Entries from a dataset:

···

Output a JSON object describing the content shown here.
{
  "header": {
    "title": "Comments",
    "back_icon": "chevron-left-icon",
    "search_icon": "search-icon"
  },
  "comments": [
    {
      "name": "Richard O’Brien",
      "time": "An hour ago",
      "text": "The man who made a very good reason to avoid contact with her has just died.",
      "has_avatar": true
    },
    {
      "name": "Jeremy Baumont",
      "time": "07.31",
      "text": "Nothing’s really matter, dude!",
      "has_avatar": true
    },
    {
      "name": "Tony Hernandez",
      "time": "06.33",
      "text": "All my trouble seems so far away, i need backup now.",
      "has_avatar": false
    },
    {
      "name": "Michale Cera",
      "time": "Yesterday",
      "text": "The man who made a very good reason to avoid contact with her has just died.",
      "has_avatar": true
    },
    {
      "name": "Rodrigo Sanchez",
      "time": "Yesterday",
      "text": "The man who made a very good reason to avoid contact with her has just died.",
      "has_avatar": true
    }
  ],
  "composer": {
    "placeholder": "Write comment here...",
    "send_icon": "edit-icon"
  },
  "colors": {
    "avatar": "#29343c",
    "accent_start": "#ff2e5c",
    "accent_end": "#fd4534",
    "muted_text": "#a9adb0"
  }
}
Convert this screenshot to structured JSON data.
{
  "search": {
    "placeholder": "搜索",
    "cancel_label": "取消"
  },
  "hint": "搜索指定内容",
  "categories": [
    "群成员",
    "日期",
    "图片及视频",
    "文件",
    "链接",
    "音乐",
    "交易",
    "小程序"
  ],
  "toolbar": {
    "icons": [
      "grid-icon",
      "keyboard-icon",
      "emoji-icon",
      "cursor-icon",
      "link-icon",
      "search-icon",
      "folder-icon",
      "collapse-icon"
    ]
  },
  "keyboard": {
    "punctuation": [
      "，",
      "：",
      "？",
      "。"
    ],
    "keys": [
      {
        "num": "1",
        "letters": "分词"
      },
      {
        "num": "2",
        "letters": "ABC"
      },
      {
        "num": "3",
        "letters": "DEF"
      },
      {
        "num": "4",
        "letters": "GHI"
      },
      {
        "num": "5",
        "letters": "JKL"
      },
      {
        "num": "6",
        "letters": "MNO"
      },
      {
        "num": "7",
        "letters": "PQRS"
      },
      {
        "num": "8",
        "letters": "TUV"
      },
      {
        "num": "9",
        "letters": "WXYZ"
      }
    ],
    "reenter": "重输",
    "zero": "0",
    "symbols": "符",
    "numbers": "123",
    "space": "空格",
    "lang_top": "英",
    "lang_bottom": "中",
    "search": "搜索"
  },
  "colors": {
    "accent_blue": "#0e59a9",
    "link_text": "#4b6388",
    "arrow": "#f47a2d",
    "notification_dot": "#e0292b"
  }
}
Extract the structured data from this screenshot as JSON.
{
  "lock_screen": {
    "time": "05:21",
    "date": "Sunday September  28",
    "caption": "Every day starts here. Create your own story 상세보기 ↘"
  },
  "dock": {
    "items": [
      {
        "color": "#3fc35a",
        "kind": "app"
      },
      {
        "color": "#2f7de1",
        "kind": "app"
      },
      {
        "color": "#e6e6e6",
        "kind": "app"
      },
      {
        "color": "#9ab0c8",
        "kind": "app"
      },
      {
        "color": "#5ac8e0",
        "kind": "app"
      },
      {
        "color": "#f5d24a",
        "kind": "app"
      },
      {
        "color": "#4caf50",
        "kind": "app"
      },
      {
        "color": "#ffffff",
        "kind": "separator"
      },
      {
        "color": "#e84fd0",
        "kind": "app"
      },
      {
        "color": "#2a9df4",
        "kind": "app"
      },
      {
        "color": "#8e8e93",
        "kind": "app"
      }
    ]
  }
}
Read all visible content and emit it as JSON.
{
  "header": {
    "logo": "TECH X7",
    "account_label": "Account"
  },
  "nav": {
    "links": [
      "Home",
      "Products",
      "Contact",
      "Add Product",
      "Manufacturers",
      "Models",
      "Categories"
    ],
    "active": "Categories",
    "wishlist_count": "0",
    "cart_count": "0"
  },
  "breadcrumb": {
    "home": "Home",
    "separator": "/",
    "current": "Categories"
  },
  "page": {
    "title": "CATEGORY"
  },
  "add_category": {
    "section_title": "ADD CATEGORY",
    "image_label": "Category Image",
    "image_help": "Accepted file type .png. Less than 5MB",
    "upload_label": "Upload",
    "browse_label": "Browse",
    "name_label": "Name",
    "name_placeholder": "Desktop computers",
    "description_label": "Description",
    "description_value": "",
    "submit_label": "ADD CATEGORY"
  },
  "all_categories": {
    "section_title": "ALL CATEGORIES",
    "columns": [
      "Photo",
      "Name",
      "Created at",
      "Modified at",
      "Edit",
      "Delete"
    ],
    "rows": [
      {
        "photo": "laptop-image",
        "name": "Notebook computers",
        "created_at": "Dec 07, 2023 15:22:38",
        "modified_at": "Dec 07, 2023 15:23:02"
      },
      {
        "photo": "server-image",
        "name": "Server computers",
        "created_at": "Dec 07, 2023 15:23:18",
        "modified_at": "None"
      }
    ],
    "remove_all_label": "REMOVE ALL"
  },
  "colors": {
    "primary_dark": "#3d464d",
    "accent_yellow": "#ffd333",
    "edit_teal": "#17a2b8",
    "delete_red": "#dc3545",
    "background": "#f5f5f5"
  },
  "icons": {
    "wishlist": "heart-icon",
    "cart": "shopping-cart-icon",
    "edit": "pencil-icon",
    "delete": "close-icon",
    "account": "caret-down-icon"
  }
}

···

= YOUR TASK =
From the entries above, collect every line with the string "search" in it.

= PROBLEM SOLUTION =
    "search_icon": "search-icon"
  "search": {
      "search-icon",
    "search": "搜索"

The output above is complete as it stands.